__WRITTEN TASK__: Exactly as written, print each record in the listing.

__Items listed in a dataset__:
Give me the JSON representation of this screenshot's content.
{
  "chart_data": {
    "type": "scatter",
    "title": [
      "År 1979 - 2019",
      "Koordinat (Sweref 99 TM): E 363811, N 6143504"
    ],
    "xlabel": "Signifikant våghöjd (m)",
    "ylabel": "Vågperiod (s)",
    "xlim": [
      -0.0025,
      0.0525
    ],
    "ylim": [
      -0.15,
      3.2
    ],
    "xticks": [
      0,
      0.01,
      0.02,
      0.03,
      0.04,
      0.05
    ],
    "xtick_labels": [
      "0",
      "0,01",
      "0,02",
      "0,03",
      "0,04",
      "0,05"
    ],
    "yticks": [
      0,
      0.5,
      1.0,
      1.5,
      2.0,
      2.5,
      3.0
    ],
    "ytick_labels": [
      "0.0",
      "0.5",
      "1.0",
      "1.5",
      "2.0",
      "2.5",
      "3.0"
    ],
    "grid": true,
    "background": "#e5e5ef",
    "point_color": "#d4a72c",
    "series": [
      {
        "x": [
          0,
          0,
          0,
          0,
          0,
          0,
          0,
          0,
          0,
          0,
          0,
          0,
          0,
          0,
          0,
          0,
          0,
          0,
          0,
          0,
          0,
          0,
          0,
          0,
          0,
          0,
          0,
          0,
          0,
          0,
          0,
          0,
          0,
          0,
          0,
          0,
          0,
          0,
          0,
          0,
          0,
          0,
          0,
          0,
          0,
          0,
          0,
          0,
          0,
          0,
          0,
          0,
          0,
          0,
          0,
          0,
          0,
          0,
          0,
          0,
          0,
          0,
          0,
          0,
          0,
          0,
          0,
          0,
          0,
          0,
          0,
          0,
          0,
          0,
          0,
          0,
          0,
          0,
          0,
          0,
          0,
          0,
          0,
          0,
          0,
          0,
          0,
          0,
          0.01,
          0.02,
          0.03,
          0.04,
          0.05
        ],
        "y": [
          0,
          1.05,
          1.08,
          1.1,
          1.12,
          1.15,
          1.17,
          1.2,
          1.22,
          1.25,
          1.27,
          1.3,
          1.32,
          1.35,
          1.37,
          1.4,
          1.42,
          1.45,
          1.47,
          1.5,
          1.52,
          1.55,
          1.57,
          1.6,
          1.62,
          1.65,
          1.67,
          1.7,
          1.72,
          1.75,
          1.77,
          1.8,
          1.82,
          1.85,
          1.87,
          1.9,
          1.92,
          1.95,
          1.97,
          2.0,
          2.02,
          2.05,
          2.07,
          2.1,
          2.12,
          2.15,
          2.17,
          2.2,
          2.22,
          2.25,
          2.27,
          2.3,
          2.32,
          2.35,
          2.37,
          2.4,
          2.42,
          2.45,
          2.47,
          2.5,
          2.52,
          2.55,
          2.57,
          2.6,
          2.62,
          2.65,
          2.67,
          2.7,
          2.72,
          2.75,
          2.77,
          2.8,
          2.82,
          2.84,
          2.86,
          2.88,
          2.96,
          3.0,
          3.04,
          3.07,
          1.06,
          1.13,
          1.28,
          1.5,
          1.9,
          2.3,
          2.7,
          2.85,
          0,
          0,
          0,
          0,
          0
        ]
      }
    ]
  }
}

__CORRECT OUTPUT__:
Give me the JSON representation of this screenshot's content.
{
  "chart_data": {
    "type": "scatter",
    "title": [
      "År 1979 - 2019",
      "Koordinat (Sweref 99 TM): E 363811, N 6143504"
    ],
    "xlabel": "Signifikant våghöjd (m)",
    "ylabel": "Vågperiod (s)",
    "xlim": [
      -0.0025,
      0.0525
    ],
    "ylim": [
      -0.15,
      3.2
    ],
    "xticks": [
      0,
      0.01,
      0.02,
      0.03,
      0.04,
      0.05
    ],
    "xtick_labels": [
      "0",
      "0,01",
      "0,02",
      "0,03",
      "0,04",
      "0,05"
    ],
    "yticks": [
      0,
      0.5,
      1.0,
      1.5,
      2.0,
      2.5,
      3.0
    ],
    "ytick_labels": [
      "0.0",
      "0.5",
      "1.0",
      "1.5",
      "2.0",
      "2.5",
      "3.0"
    ],
    "grid": true,
    "background": "#e5e5ef",
    "point_color": "#d4a72c",
    "series": [
      {
        "x": [
          0,
          0,
          0,
          0,
          0,
          0,
          0,
          0,
          0,
          0,
          0,
          0,
          0,
          0,
          0,
          0,
          0,
          0,
          0,
          0,
          0,
          0,
          0,
          0,
          0,
          0,
          0,
          0,
          0,
          0,
          0,
          0,
          0,
          0,
          0,
          0,
          0,
          0,
          0,
          0,
          0,
          0,
          0,
          0,
          0,
          0,
          0,
          0,
          0,
          0,
          0,
          0,
          0,
          0,
          0,
          0,
          0,
          0,
          0,
          0,
          0,
          0,
          0,
          0,
          0,
          0,
          0,
          0,
          0,
          0,
          0,
          0,
          0,
          0,
          0,
          0,
          0,
          0,
          0,
          0,
          0,
          0,
          0,
          0,
          0,
          0,
          0,
          0,
          0.01,
          0.02,
          0.03,
          0.04,
          0.05
        ],
        "y": [
          0,
          1.05,
          1.08,
          1.1,
          1.12,
          1.15,
          1.17,
          1.2,
          1.22,
          1.25,
          1.27,
          1.3,
          1.32,
          1.35,
          1.37,
          1.4,
          1.42,
          1.45,
          1.47,
          1.5,
          1.52,
          1.55,
          1.57,
          1.6,
          1.62,
          1.65,
          1.67,
          1.7,
          1.72,
          1.75,
          1.77,
          1.8,
          1.82,
          1.85,
          1.87,
          1.9,
          1.92,
          1.95,
          1.97,
          2.0,
          2.02,
          2.05,
          2.07,
          2.1,
          2.12,
          2.15,
          2.17,
          2.2,
          2.22,
          2.25,
          2.27,
          2.3,
          2.32,
          2.35,
          2.37,
          2.4,
          2.42,
          2.45,
          2.47,
          2.5,
          2.52,
          2.55,
          2.57,
          2.6,
          2.62,
          2.65,
          2.67,
          2.7,
          2.72,
          2.75,
          2.77,
          2.8,
          2.82,
          2.84,
          2.86,
          2.88,
          2.96,
          3.0,
          3.04,
          3.07,
          1.06,
          1.13,
          1.28,
          1.5,
          1.9,
          2.3,
          2.7,
          2.85,
          0,
          0,
          0,
          0,
          0
        ]
      }
    ]
  }
}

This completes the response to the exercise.